**Short task**
Copy every line that contains the string "Extract" from the entries below.

** start Data provided **

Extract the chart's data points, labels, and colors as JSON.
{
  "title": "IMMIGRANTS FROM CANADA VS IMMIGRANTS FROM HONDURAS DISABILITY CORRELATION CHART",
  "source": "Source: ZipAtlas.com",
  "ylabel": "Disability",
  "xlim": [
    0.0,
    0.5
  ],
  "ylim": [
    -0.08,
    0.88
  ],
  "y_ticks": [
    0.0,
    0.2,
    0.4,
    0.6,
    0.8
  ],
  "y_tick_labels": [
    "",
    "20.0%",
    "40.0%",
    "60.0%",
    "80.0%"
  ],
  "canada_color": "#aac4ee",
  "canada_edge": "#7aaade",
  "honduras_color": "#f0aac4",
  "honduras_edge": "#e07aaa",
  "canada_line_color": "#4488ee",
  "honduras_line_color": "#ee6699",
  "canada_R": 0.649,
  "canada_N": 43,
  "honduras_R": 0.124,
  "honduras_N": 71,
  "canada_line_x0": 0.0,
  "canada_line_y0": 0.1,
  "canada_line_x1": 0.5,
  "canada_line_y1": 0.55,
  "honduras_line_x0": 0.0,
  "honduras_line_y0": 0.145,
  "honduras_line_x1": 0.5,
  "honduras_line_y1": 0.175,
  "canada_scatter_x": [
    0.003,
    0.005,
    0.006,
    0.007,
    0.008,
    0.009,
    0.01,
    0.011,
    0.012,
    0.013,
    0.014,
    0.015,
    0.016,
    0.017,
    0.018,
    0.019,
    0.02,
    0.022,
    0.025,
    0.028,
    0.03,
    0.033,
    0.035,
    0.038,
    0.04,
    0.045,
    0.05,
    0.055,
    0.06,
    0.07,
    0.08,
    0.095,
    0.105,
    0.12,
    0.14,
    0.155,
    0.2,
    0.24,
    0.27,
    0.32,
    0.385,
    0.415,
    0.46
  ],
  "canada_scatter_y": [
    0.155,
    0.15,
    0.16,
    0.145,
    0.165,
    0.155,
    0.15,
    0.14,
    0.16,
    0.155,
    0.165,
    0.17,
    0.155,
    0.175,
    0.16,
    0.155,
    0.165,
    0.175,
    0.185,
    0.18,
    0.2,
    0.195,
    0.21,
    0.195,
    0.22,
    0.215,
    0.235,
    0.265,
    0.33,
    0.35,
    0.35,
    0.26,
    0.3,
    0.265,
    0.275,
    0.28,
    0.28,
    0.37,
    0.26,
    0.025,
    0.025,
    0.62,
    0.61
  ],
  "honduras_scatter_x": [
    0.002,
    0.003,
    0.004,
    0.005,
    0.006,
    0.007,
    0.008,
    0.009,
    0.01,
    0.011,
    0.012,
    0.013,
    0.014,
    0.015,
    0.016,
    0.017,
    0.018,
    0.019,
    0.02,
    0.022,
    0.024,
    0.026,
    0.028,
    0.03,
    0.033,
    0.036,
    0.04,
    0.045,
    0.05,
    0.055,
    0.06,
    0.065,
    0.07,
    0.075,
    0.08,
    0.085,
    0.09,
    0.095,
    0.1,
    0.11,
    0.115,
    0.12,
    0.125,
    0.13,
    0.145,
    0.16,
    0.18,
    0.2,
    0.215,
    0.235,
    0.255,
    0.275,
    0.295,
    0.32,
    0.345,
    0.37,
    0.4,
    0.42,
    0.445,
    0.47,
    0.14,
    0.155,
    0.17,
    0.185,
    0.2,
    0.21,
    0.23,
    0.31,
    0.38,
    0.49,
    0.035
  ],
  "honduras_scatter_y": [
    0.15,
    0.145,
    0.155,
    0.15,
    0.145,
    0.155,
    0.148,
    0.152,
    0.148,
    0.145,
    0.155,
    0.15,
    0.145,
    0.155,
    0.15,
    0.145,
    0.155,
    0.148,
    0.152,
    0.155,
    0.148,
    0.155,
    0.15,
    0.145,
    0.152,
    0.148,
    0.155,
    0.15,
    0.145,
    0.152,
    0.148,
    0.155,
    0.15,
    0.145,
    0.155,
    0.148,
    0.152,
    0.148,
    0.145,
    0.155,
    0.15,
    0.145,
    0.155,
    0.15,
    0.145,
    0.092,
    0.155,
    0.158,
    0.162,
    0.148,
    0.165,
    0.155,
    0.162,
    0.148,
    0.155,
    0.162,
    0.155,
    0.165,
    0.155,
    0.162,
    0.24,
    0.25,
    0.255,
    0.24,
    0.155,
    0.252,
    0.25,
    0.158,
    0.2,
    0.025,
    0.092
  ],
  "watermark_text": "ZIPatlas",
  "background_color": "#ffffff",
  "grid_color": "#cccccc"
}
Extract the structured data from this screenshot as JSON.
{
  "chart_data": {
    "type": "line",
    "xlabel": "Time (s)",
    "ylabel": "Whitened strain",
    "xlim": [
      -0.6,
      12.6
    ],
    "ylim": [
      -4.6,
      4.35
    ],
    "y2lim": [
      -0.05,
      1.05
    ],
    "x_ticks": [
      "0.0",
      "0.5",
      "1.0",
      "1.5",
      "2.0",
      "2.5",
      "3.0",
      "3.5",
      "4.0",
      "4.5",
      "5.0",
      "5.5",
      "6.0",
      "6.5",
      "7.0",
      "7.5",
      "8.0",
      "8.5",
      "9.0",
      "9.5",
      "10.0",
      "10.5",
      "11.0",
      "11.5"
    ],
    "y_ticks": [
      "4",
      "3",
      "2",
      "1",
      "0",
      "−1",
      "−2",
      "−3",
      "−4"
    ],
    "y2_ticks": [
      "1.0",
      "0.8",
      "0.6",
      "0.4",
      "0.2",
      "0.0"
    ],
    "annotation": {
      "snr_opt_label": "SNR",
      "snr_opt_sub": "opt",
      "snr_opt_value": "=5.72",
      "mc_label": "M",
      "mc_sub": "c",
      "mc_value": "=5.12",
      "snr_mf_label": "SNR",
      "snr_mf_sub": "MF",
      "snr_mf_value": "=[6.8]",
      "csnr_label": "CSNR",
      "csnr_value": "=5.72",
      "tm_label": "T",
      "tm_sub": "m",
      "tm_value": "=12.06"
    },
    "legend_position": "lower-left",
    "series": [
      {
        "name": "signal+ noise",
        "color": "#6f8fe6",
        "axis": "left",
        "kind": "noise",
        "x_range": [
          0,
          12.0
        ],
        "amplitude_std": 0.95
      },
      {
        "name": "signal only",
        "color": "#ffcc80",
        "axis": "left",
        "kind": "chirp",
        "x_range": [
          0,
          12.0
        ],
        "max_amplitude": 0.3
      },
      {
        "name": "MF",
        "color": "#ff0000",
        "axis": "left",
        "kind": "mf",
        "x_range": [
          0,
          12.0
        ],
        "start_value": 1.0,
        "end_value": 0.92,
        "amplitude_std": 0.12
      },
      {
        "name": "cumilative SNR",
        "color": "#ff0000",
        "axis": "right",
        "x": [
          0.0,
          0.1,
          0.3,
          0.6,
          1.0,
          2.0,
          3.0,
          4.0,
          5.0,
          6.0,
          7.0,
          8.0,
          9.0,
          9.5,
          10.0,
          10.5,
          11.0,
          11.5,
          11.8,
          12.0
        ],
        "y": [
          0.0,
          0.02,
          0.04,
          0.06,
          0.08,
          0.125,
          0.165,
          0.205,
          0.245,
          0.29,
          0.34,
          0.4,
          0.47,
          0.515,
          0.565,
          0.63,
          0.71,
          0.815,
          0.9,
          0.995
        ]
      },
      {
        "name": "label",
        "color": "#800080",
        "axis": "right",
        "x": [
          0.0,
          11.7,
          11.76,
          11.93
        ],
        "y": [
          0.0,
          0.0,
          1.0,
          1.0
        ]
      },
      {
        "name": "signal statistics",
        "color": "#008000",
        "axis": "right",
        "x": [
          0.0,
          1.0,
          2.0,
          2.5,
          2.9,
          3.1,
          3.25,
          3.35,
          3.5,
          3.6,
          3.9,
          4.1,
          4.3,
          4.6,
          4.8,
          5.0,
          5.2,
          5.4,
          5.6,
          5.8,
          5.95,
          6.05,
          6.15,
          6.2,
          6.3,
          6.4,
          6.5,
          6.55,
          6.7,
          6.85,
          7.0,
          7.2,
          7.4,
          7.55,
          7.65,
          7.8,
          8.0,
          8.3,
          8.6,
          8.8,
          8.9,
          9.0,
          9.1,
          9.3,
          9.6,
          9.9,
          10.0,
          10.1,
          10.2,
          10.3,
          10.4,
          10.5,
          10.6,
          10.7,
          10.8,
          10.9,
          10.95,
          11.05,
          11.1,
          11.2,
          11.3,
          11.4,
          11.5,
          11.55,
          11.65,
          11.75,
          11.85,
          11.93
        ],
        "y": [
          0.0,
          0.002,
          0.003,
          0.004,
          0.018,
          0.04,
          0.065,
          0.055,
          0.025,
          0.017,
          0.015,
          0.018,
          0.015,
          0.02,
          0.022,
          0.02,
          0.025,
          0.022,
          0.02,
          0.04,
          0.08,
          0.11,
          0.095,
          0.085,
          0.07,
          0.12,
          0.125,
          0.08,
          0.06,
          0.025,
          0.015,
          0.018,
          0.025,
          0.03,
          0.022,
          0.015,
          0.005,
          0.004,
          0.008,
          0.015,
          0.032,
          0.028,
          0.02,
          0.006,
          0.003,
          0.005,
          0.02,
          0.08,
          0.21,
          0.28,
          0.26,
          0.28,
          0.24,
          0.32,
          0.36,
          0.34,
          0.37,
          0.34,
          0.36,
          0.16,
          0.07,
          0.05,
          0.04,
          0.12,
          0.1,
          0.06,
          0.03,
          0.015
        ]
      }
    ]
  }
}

** end Data provided **

**Result for this task**
Extract the chart's data points, labels, and colors as JSON.
Extract the structured data from this screenshot as JSON.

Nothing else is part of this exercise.